= Work to complete =
From the records, pick out and copy each line containing "orgeat".

= Material for this exercise =
(begin)

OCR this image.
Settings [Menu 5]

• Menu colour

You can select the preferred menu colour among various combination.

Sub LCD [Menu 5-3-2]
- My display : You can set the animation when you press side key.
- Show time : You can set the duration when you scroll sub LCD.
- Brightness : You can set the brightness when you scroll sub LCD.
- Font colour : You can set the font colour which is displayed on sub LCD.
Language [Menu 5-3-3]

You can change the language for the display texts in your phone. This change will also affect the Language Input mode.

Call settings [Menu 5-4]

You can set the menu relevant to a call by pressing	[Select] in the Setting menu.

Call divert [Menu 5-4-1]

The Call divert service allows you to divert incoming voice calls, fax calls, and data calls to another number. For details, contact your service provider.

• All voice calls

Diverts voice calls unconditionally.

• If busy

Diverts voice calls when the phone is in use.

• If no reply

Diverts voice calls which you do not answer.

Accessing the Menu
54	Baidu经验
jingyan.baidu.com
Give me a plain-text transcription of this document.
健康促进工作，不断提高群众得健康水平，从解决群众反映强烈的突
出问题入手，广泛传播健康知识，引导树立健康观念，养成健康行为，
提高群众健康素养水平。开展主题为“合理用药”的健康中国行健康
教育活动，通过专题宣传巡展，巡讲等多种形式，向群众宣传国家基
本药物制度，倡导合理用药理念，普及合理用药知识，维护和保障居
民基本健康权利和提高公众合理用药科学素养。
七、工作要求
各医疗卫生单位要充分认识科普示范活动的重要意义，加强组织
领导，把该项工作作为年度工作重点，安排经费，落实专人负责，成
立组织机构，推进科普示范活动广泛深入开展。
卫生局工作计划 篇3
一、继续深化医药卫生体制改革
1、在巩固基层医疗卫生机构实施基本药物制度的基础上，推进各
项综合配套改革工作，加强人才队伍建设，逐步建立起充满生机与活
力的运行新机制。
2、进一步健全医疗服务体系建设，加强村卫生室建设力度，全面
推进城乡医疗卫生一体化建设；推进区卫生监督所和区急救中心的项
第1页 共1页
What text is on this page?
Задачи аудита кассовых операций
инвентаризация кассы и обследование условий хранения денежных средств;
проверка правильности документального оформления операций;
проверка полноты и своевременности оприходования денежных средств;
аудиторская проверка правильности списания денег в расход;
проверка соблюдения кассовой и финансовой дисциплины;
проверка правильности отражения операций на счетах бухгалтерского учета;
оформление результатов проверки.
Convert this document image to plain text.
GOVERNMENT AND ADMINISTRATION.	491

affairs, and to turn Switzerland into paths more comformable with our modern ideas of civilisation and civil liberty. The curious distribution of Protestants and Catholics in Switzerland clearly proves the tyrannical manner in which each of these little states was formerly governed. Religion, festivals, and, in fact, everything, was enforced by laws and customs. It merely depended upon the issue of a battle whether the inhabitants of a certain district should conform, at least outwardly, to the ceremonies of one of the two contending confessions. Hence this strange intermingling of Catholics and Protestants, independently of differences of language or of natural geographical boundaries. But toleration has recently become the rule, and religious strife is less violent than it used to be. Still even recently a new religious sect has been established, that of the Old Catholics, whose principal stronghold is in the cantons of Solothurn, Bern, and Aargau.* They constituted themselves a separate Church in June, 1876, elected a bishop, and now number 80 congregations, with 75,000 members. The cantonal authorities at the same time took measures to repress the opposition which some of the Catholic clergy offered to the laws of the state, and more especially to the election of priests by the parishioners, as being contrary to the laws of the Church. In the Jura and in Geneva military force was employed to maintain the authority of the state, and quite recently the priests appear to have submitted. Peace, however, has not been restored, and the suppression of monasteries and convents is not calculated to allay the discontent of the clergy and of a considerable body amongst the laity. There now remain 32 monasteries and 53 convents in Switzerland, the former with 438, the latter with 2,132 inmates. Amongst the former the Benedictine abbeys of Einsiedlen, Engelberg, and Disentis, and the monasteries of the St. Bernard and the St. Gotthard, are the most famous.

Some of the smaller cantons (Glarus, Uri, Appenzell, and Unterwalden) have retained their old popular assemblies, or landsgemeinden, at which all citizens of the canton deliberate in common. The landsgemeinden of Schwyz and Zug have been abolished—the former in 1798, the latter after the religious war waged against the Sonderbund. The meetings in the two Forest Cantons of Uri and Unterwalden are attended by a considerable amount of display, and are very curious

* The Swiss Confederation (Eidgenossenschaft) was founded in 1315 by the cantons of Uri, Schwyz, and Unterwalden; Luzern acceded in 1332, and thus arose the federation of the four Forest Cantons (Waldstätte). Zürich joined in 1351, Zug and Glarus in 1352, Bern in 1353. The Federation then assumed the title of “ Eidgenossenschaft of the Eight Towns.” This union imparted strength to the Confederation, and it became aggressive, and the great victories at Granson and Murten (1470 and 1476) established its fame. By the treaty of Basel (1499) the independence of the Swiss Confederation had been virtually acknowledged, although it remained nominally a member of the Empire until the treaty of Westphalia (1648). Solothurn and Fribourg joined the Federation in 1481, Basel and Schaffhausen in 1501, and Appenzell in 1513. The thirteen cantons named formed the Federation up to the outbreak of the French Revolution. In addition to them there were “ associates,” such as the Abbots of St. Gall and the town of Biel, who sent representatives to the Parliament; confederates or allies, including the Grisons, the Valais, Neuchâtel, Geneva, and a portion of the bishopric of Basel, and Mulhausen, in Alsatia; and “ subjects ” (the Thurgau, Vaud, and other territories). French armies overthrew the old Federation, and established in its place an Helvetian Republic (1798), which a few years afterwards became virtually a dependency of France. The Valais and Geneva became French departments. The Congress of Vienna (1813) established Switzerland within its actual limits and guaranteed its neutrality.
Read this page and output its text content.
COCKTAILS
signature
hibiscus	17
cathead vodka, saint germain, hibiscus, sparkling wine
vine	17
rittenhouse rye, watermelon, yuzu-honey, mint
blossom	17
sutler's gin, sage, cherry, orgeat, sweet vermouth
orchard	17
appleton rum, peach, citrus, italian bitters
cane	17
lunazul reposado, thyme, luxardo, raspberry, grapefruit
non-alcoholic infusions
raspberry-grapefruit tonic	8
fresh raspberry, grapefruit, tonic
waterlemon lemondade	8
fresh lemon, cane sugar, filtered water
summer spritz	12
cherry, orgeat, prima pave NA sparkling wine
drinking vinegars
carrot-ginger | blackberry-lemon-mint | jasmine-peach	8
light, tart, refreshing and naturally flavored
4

(end)

= Exercise result =
sutler's gin, sage, cherry, orgeat, sweet vermouth
cherry, orgeat, prima pave NA sparkling wine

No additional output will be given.